— start Records provided —

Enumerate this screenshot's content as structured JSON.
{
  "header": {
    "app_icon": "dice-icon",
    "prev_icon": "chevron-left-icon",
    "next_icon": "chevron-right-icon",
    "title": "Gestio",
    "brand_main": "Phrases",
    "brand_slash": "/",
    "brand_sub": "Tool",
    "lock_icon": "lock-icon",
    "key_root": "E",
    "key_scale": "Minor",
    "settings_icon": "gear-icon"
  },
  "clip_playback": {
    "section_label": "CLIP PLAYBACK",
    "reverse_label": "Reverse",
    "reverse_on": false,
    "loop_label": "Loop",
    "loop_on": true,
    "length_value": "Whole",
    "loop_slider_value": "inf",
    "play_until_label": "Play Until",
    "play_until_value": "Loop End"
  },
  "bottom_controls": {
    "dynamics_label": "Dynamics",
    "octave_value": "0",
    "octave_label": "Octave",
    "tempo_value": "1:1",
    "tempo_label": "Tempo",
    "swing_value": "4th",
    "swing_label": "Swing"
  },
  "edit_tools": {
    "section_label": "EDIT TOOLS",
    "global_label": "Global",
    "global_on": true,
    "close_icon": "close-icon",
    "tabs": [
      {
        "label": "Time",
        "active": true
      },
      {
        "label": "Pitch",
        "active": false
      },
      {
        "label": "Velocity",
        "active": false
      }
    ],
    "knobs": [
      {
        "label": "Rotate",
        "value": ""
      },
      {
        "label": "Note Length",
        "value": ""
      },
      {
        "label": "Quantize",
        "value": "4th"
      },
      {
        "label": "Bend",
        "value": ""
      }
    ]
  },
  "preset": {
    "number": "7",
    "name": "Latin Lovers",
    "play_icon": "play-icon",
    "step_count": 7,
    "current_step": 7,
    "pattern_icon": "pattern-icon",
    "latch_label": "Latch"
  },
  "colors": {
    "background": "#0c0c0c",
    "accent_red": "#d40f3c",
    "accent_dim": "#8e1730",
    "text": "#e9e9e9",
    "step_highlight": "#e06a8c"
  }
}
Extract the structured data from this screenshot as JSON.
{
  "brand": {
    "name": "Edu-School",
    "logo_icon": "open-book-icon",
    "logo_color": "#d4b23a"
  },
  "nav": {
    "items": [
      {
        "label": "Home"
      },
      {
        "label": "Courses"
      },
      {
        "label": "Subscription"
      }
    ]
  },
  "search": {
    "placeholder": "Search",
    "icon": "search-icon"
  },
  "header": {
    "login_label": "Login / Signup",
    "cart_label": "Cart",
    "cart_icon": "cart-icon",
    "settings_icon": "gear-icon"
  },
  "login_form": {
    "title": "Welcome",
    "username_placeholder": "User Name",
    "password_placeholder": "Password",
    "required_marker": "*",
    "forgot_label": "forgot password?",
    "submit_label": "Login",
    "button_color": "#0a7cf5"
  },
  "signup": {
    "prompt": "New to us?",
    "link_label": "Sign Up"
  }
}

— end Records provided —

Problem description:
Return the lines from the line containing "Extract the structured" to the end of the entries above, exactly as they appear and with no other output.

Solved exercise:
Extract the structured data from this screenshot as JSON.
{
  "brand": {
    "name": "Edu-School",
    "logo_icon": "open-book-icon",
    "logo_color": "#d4b23a"
  },
  "nav": {
    "items": [
      {
        "label": "Home"
      },
      {
        "label": "Courses"
      },
      {
        "label": "Subscription"
      }
    ]
  },
  "search": {
    "placeholder": "Search",
    "icon": "search-icon"
  },
  "header": {
    "login_label": "Login / Signup",
    "cart_label": "Cart",
    "cart_icon": "cart-icon",
    "settings_icon": "gear-icon"
  },
  "login_form": {
    "title": "Welcome",
    "username_placeholder": "User Name",
    "password_placeholder": "Password",
    "required_marker": "*",
    "forgot_label": "forgot password?",
    "submit_label": "Login",
    "button_color": "#0a7cf5"
  },
  "signup": {
    "prompt": "New to us?",
    "link_label": "Sign Up"
  }
}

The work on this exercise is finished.